Goal: Word for word, set down the records and skip each picture.

* START Exercise inputs *

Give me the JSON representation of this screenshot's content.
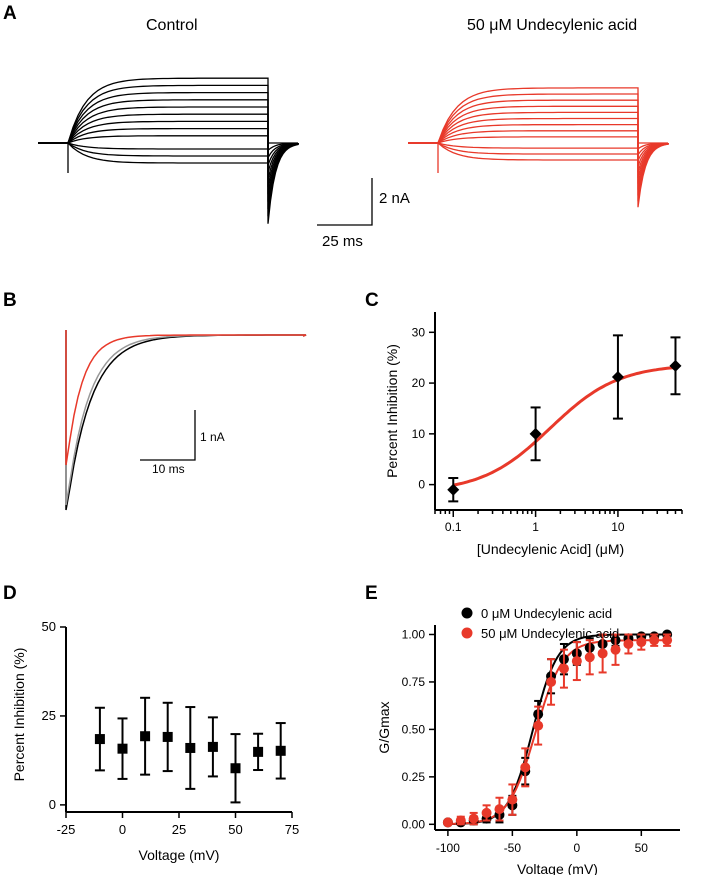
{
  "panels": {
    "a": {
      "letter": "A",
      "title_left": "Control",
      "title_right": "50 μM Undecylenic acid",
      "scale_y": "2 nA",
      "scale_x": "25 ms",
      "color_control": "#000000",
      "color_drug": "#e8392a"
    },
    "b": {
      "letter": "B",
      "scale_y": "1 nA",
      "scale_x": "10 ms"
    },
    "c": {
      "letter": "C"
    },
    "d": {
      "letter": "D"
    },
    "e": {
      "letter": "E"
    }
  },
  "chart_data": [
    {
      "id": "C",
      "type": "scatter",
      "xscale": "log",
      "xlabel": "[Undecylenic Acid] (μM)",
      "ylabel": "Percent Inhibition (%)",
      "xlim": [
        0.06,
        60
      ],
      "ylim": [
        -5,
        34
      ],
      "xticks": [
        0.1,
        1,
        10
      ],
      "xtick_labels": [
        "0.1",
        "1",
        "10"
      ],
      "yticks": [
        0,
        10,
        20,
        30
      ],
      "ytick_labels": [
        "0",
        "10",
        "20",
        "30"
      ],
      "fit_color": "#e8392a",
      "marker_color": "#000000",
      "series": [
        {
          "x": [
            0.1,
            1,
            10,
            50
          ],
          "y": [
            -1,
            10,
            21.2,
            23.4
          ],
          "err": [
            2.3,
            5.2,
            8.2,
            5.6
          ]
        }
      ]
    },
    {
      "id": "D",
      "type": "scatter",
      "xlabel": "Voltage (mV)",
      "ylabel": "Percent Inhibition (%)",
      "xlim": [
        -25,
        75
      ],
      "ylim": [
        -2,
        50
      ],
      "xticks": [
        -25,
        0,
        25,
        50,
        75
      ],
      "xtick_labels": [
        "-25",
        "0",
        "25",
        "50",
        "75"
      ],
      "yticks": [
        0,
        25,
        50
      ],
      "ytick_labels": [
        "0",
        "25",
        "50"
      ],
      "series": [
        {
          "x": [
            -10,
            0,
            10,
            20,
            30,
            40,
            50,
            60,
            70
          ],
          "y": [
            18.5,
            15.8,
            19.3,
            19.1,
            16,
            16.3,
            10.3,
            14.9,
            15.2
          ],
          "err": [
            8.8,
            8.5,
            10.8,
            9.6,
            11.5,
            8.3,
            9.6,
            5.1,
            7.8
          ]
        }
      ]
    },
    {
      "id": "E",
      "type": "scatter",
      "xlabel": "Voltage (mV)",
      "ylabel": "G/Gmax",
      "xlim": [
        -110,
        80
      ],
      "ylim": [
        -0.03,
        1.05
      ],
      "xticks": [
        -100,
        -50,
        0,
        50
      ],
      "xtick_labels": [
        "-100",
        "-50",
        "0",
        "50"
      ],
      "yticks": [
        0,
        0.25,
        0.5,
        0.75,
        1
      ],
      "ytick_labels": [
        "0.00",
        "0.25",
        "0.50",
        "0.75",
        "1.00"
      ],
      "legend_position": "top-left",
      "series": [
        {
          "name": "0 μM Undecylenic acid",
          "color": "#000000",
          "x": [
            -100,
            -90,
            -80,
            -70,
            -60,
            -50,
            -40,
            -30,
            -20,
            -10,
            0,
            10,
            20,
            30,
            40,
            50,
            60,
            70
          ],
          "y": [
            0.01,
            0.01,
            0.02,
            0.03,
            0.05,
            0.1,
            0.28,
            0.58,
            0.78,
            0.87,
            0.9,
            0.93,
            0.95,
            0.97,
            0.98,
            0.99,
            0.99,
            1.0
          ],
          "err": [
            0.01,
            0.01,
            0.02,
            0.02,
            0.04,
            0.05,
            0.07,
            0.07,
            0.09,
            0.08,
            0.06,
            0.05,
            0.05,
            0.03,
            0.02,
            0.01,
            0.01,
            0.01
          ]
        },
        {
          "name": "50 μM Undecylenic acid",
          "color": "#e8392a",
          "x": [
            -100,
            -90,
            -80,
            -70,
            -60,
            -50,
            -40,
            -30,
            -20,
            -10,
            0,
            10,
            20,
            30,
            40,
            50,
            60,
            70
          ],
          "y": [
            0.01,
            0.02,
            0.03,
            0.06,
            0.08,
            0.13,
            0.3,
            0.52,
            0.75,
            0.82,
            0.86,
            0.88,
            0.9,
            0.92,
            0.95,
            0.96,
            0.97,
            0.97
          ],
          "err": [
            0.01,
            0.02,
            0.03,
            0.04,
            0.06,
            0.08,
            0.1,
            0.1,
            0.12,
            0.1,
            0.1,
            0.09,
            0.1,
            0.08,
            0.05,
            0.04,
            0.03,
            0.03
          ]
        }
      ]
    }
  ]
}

* END Exercise inputs *

Response:
Give me the JSON representation of this screenshot's content.
{
  "panels": {
    "a": {
      "letter": "A",
      "title_left": "Control",
      "title_right": "50 μM Undecylenic acid",
      "scale_y": "2 nA",
      "scale_x": "25 ms",
      "color_control": "#000000",
      "color_drug": "#e8392a"
    },
    "b": {
      "letter": "B",
      "scale_y": "1 nA",
      "scale_x": "10 ms"
    },
    "c": {
      "letter": "C"
    },
    "d": {
      "letter": "D"
    },
    "e": {
      "letter": "E"
    }
  },
  "chart_data": [
    {
      "id": "C",
      "type": "scatter",
      "xscale": "log",
      "xlabel": "[Undecylenic Acid] (μM)",
      "ylabel": "Percent Inhibition (%)",
      "xlim": [
        0.06,
        60
      ],
      "ylim": [
        -5,
        34
      ],
      "xticks": [
        0.1,
        1,
        10
      ],
      "xtick_labels": [
        "0.1",
        "1",
        "10"
      ],
      "yticks": [
        0,
        10,
        20,
        30
      ],
      "ytick_labels": [
        "0",
        "10",
        "20",
        "30"
      ],
      "fit_color": "#e8392a",
      "marker_color": "#000000",
      "series": [
        {
          "x": [
            0.1,
            1,
            10,
            50
          ],
          "y": [
            -1,
            10,
            21.2,
            23.4
          ],
          "err": [
            2.3,
            5.2,
            8.2,
            5.6
          ]
        }
      ]
    },
    {
      "id": "D",
      "type": "scatter",
      "xlabel": "Voltage (mV)",
      "ylabel": "Percent Inhibition (%)",
      "xlim": [
        -25,
        75
      ],
      "ylim": [
        -2,
        50
      ],
      "xticks": [
        -25,
        0,
        25,
        50,
        75
      ],
      "xtick_labels": [
        "-25",
        "0",
        "25",
        "50",
        "75"
      ],
      "yticks": [
        0,
        25,
        50
      ],
      "ytick_labels": [
        "0",
        "25",
        "50"
      ],
      "series": [
        {
          "x": [
            -10,
            0,
            10,
            20,
            30,
            40,
            50,
            60,
            70
          ],
          "y": [
            18.5,
            15.8,
            19.3,
            19.1,
            16,
            16.3,
            10.3,
            14.9,
            15.2
          ],
          "err": [
            8.8,
            8.5,
            10.8,
            9.6,
            11.5,
            8.3,
            9.6,
            5.1,
            7.8
          ]
        }
      ]
    },
    {
      "id": "E",
      "type": "scatter",
      "xlabel": "Voltage (mV)",
      "ylabel": "G/Gmax",
      "xlim": [
        -110,
        80
      ],
      "ylim": [
        -0.03,
        1.05
      ],
      "xticks": [
        -100,
        -50,
        0,
        50
      ],
      "xtick_labels": [
        "-100",
        "-50",
        "0",
        "50"
      ],
      "yticks": [
        0,
        0.25,
        0.5,
        0.75,
        1
      ],
      "ytick_labels": [
        "0.00",
        "0.25",
        "0.50",
        "0.75",
        "1.00"
      ],
      "legend_position": "top-left",
      "series": [
        {
          "name": "0 μM Undecylenic acid",
          "color": "#000000",
          "x": [
            -100,
            -90,
            -80,
            -70,
            -60,
            -50,
            -40,
            -30,
            -20,
            -10,
            0,
            10,
            20,
            30,
            40,
            50,
            60,
            70
          ],
          "y": [
            0.01,
            0.01,
            0.02,
            0.03,
            0.05,
            0.1,
            0.28,
            0.58,
            0.78,
            0.87,
            0.9,
            0.93,
            0.95,
            0.97,
            0.98,
            0.99,
            0.99,
            1.0
          ],
          "err": [
            0.01,
            0.01,
            0.02,
            0.02,
            0.04,
            0.05,
            0.07,
            0.07,
            0.09,
            0.08,
            0.06,
            0.05,
            0.05,
            0.03,
            0.02,
            0.01,
            0.01,
            0.01
          ]
        },
        {
          "name": "50 μM Undecylenic acid",
          "color": "#e8392a",
          "x": [
            -100,
            -90,
            -80,
            -70,
            -60,
            -50,
            -40,
            -30,
            -20,
            -10,
            0,
            10,
            20,
            30,
            40,
            50,
            60,
            70
          ],
          "y": [
            0.01,
            0.02,
            0.03,
            0.06,
            0.08,
            0.13,
            0.3,
            0.52,
            0.75,
            0.82,
            0.86,
            0.88,
            0.9,
            0.92,
            0.95,
            0.96,
            0.97,
            0.97
          ],
          "err": [
            0.01,
            0.02,
            0.03,
            0.04,
            0.06,
            0.08,
            0.1,
            0.1,
            0.12,
            0.1,
            0.1,
            0.09,
            0.1,
            0.08,
            0.05,
            0.04,
            0.03,
            0.03
          ]
        }
      ]
    }
  ]
}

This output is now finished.